Task to complete: Extract each record and reproduce it exactly.

Records for processing:
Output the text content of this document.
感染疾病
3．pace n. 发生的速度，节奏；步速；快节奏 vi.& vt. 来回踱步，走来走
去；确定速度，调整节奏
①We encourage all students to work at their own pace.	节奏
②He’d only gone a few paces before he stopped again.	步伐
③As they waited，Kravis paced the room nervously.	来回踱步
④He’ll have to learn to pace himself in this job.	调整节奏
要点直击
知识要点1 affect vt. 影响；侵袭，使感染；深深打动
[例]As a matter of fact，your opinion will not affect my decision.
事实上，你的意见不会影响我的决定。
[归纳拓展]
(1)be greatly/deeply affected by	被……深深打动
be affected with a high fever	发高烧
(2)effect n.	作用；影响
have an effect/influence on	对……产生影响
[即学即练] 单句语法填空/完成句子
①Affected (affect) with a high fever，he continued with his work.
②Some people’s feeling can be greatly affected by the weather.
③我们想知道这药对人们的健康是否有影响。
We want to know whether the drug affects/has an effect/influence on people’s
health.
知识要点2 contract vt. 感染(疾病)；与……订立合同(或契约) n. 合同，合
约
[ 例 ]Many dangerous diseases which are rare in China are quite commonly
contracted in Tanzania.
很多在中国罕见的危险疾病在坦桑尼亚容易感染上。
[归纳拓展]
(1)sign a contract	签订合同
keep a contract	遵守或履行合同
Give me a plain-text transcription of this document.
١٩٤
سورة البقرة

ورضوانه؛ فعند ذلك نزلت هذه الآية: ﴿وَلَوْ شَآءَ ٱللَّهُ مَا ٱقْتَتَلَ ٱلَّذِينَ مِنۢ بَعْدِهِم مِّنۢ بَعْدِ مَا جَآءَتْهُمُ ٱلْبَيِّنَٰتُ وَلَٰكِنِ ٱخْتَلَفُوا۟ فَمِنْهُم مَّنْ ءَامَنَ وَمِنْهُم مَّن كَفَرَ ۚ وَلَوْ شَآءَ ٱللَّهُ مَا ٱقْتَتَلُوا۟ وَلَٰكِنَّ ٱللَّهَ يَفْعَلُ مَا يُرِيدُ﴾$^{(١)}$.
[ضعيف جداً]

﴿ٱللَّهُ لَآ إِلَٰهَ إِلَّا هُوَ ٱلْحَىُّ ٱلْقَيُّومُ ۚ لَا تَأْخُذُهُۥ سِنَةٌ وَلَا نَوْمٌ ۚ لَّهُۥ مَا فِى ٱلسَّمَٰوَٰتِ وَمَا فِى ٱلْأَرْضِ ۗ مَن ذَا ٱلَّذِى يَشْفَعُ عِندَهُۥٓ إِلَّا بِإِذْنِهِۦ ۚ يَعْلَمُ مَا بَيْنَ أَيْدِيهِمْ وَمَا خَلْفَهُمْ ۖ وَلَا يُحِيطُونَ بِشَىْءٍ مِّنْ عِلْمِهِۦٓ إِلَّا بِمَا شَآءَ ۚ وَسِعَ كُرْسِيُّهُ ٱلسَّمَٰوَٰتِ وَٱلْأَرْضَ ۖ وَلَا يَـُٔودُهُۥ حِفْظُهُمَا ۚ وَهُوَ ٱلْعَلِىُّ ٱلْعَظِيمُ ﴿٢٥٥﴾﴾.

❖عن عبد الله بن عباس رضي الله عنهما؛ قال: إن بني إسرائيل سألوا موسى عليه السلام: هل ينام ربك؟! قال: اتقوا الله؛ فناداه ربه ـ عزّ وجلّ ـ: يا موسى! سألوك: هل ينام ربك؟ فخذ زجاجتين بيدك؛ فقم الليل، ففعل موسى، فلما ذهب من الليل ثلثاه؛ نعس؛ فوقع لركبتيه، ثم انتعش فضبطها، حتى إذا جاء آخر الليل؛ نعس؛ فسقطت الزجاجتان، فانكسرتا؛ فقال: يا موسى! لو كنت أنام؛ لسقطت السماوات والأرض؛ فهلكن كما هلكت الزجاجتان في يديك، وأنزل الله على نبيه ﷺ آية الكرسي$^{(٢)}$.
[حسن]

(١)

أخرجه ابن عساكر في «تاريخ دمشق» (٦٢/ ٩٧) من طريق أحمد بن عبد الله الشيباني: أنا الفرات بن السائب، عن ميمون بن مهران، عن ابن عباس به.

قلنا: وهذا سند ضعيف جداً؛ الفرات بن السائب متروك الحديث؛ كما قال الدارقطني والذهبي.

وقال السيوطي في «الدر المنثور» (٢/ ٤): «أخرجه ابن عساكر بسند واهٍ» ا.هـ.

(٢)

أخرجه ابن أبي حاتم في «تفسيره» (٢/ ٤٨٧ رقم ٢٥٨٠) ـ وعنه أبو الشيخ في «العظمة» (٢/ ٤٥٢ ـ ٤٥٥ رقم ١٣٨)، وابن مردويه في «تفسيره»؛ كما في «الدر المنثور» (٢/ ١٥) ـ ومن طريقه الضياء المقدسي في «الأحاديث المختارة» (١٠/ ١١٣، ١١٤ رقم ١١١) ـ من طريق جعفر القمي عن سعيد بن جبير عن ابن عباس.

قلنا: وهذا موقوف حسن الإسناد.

Output:
Output the text content of this document.
感染疾病
3．pace n. 发生的速度，节奏；步速；快节奏 vi.& vt. 来回踱步，走来走
去；确定速度，调整节奏
①We encourage all students to work at their own pace.	节奏
②He’d only gone a few paces before he stopped again.	步伐
③As they waited，Kravis paced the room nervously.	来回踱步
④He’ll have to learn to pace himself in this job.	调整节奏
要点直击
知识要点1 affect vt. 影响；侵袭，使感染；深深打动
[例]As a matter of fact，your opinion will not affect my decision.
事实上，你的意见不会影响我的决定。
[归纳拓展]
(1)be greatly/deeply affected by	被……深深打动
be affected with a high fever	发高烧
(2)effect n.	作用；影响
have an effect/influence on	对……产生影响
[即学即练] 单句语法填空/完成句子
①Affected (affect) with a high fever，he continued with his work.
②Some people’s feeling can be greatly affected by the weather.
③我们想知道这药对人们的健康是否有影响。
We want to know whether the drug affects/has an effect/influence on people’s
health.
知识要点2 contract vt. 感染(疾病)；与……订立合同(或契约) n. 合同，合
约
[ 例 ]Many dangerous diseases which are rare in China are quite commonly
contracted in Tanzania.
很多在中国罕见的危险疾病在坦桑尼亚容易感染上。
[归纳拓展]
(1)sign a contract	签订合同
keep a contract	遵守或履行合同
Give me a plain-text transcription of this document.
١٩٤
سورة البقرة

ورضوانه؛ فعند ذلك نزلت هذه الآية: ﴿وَلَوْ شَآءَ ٱللَّهُ مَا ٱقْتَتَلَ ٱلَّذِينَ مِنۢ بَعْدِهِم مِّنۢ بَعْدِ مَا جَآءَتْهُمُ ٱلْبَيِّنَٰتُ وَلَٰكِنِ ٱخْتَلَفُوا۟ فَمِنْهُم مَّنْ ءَامَنَ وَمِنْهُم مَّن كَفَرَ ۚ وَلَوْ شَآءَ ٱللَّهُ مَا ٱقْتَتَلُوا۟ وَلَٰكِنَّ ٱللَّهَ يَفْعَلُ مَا يُرِيدُ﴾$^{(١)}$.
[ضعيف جداً]

﴿ٱللَّهُ لَآ إِلَٰهَ إِلَّا هُوَ ٱلْحَىُّ ٱلْقَيُّومُ ۚ لَا تَأْخُذُهُۥ سِنَةٌ وَلَا نَوْمٌ ۚ لَّهُۥ مَا فِى ٱلسَّمَٰوَٰتِ وَمَا فِى ٱلْأَرْضِ ۗ مَن ذَا ٱلَّذِى يَشْفَعُ عِندَهُۥٓ إِلَّا بِإِذْنِهِۦ ۚ يَعْلَمُ مَا بَيْنَ أَيْدِيهِمْ وَمَا خَلْفَهُمْ ۖ وَلَا يُحِيطُونَ بِشَىْءٍ مِّنْ عِلْمِهِۦٓ إِلَّا بِمَا شَآءَ ۚ وَسِعَ كُرْسِيُّهُ ٱلسَّمَٰوَٰتِ وَٱلْأَرْضَ ۖ وَلَا يَـُٔودُهُۥ حِفْظُهُمَا ۚ وَهُوَ ٱلْعَلِىُّ ٱلْعَظِيمُ ﴿٢٥٥﴾﴾.

❖عن عبد الله بن عباس رضي الله عنهما؛ قال: إن بني إسرائيل سألوا موسى عليه السلام: هل ينام ربك؟! قال: اتقوا الله؛ فناداه ربه ـ عزّ وجلّ ـ: يا موسى! سألوك: هل ينام ربك؟ فخذ زجاجتين بيدك؛ فقم الليل، ففعل موسى، فلما ذهب من الليل ثلثاه؛ نعس؛ فوقع لركبتيه، ثم انتعش فضبطها، حتى إذا جاء آخر الليل؛ نعس؛ فسقطت الزجاجتان، فانكسرتا؛ فقال: يا موسى! لو كنت أنام؛ لسقطت السماوات والأرض؛ فهلكن كما هلكت الزجاجتان في يديك، وأنزل الله على نبيه ﷺ آية الكرسي$^{(٢)}$.
[حسن]

(١)

أخرجه ابن عساكر في «تاريخ دمشق» (٦٢/ ٩٧) من طريق أحمد بن عبد الله الشيباني: أنا الفرات بن السائب، عن ميمون بن مهران، عن ابن عباس به.

قلنا: وهذا سند ضعيف جداً؛ الفرات بن السائب متروك الحديث؛ كما قال الدارقطني والذهبي.

وقال السيوطي في «الدر المنثور» (٢/ ٤): «أخرجه ابن عساكر بسند واهٍ» ا.هـ.

(٢)

أخرجه ابن أبي حاتم في «تفسيره» (٢/ ٤٨٧ رقم ٢٥٨٠) ـ وعنه أبو الشيخ في «العظمة» (٢/ ٤٥٢ ـ ٤٥٥ رقم ١٣٨)، وابن مردويه في «تفسيره»؛ كما في «الدر المنثور» (٢/ ١٥) ـ ومن طريقه الضياء المقدسي في «الأحاديث المختارة» (١٠/ ١١٣، ١١٤ رقم ١١١) ـ من طريق جعفر القمي عن سعيد بن جبير عن ابن عباس.

قلنا: وهذا موقوف حسن الإسناد.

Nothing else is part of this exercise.